BRIEF 1:
Copy out word for word the stretch of entries below that runs from the line containing "- y-axis-label: BER: [13, 168, 23, 187]" through the line containing "- x-tick-label: 4: [289, 346, 294, 356]".

EXTRACT TO READ:
▼

Located on Tucson’s Southside, in the former American Meat Co., you’ll find a bustling high-ceilinged building with order counters for multiple dining options. After ordering, find a seat at one of large community-style tables, in the bank of booths, or on the patio and get ready to carefully eye the dishes and platters carried by passersby
Inside the American Eat Co. you’ll find Opa! Time (Greek), Avenues (Mexican comfort food, self-described “Chicano ’hood eats”), Dumb Fish (poke and rice bowls), Market Bar (beer and wine), The Bite (sliders), Upper Crust Pizza, Dos Amigos Butcher Shop, Café con Leche (coffeeshop), AZ Rib House and Isabella’s Ice Cream.
1439 S. 4th Ave., (520) 867-8700,
The Drunken Chicken
With restaurants steadily being added to the lineup on Fourth Avenue, co-owners Ben Sattler and Micah Blatt realized there was still something missing — and decided to open up shop to fill that gap. “We’re a fried chicken restaurant with an imagination. Micah actually came up with the concept,” explains Sattler. “Fried chicken is one of our favorite food groups, and we didn’t want to ‘phone in’ a generic restaurant, so we built the base of our recipes around the highest quality chicken we could find.”
That means all the chicken they serve is sans antibiotics, steroids, artificial hormones — and best yet — never frozen. The menu lets you choose from the likes of the classic chicken and waffles plate (which garnered a Best of Tucson from Tucson Weekly in 2017), Chicken Cheese Steak, traditional chicken strips (go for the Beast if you want that wrapped in bacon and fried in waffle batter), and sandwiches like Buffalo or BBQ Chicken.
Of the non-chicken fare worth checking out, the Mac and Cheese or Balls (what Sattler calls cheesy, jalapeño, mashed potato, fried goodness) are the next patron favorites. “Beyond our chicken and waffles, we try to serve comfort food that will put a smile on anyone’s face. Obviously we’re not promoting ourselves as a health food restaurant, but that doesn’t stop us from serving grilled chicken or salads.”
429 N. 4th Ave., (520) 617-0000,
When Portland restaurateurs Marc and Tracy Frankel moved to Tucson, the plan was to slow things down and put some space between themselves and their 18-location restaurant group (which they still own) in Portland. However, when you’re good at something, it’s difficult to stop. Fast forward to this February when the Frankels opened the doors of Pizza Luna, serving up a variation of an Italian classic.

▲

SOURCE MATERIAL:
▼

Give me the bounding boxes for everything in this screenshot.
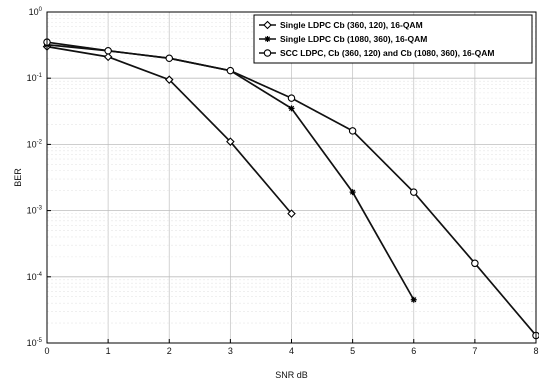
- y-axis-label: BER: [13, 168, 23, 187]
- series-3-point: [471, 259, 479, 268]
- x-tick-label: 6: [411, 346, 416, 356]
- legend-box: [253, 14, 533, 64]
- y-tick-label: 10-1: [27, 73, 43, 83]
- x-axis-label: SNR dB: [275, 370, 308, 380]
- series-3-point: [165, 54, 174, 63]
- series-layer: [42, 38, 539, 340]
- x-tick-label: 4: [289, 346, 294, 356]
- series-2-point: [410, 296, 417, 303]
- legend-swatch-marker: [264, 36, 271, 42]
- axes-frame: [46, 11, 537, 344]
- x-tick-label: 1: [106, 346, 111, 356]
- axes: 0 1 2 3 4 5 6 7 8 100 10-1 10-2 10-3 10-4 10-5: [27, 7, 539, 356]
- x-tick-label: 3: [228, 346, 233, 356]
- legend-entry: Single LDPC Cb (1080, 360), 16-QAM: [280, 34, 427, 44]
- series-1-point: [164, 75, 174, 84]
- y-tick-label: 10-2: [27, 139, 43, 149]
- legend-entry: Single LDPC Cb (360, 120), 16-QAM: [280, 20, 423, 30]
- legend-entry: SCC LDPC, Cb (360, 120) and Cb (1080, 36…: [280, 48, 494, 58]
- series-1-point: [103, 52, 113, 62]
- y-tick-label: 100: [29, 7, 43, 17]
- x-tick-label: 2: [167, 346, 172, 356]
- series-3-point: [409, 188, 418, 196]
- y-tick-label: 10-4: [27, 272, 43, 282]
- legend-swatch-marker: [263, 20, 272, 30]
- y-tick-label: 10-5: [27, 338, 43, 348]
- legend-swatch-marker: [263, 49, 272, 57]
- series-3-point: [226, 66, 235, 75]
- series-2-point: [349, 189, 356, 196]
- legend: Single LDPC Cb (360, 120), 16-QAM Single …: [253, 14, 533, 64]
- series-1-point: [287, 209, 296, 218]
- x-tick-label: 0: [44, 346, 49, 356]
- series-1-point: [226, 137, 235, 146]
- series-3-point: [348, 127, 357, 135]
- x-tick-label: 5: [350, 346, 355, 356]
- y-tick-label: 10-3: [27, 206, 43, 216]
- x-tick-label: 8: [533, 346, 538, 356]
- series-3-point: [104, 46, 112, 55]
- series-3-point: [287, 94, 296, 102]
- x-tick-label: 7: [472, 346, 477, 356]
- series-2-point: [288, 105, 295, 112]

▲

BRIEF 2:
Reproduce verbatim the stretch of the Tucson restaurant guide from "Located on Tucson’s" through "Isabella’s Ice Cream.".

FINAL RESULT 1:
- y-axis-label: BER: [13, 168, 23, 187]
- series-3-point: [471, 259, 479, 268]
- x-tick-label: 6: [411, 346, 416, 356]
- legend-box: [253, 14, 533, 64]
- y-tick-label: 10-1: [27, 73, 43, 83]
- x-axis-label: SNR dB: [275, 370, 308, 380]
- series-3-point: [165, 54, 174, 63]
- series-layer: [42, 38, 539, 340]
- x-tick-label: 4: [289, 346, 294, 356]

FINAL RESULT 2:
Located on Tucson’s Southside, in the former American Meat Co., you’ll find a bustling high-ceilinged building with order counters for multiple dining options. After ordering, find a seat at one of large community-style tables, in the bank of booths, or on the patio and get ready to carefully eye the dishes and platters carried by passersby
Inside the American Eat Co. you’ll find Opa! Time (Greek), Avenues (Mexican comfort food, self-described “Chicano ’hood eats”), Dumb Fish (poke and rice bowls), Market Bar (beer and wine), The Bite (sliders), Upper Crust Pizza, Dos Amigos Butcher Shop, Café con Leche (coffeeshop), AZ Rib House and Isabella’s Ice Cream.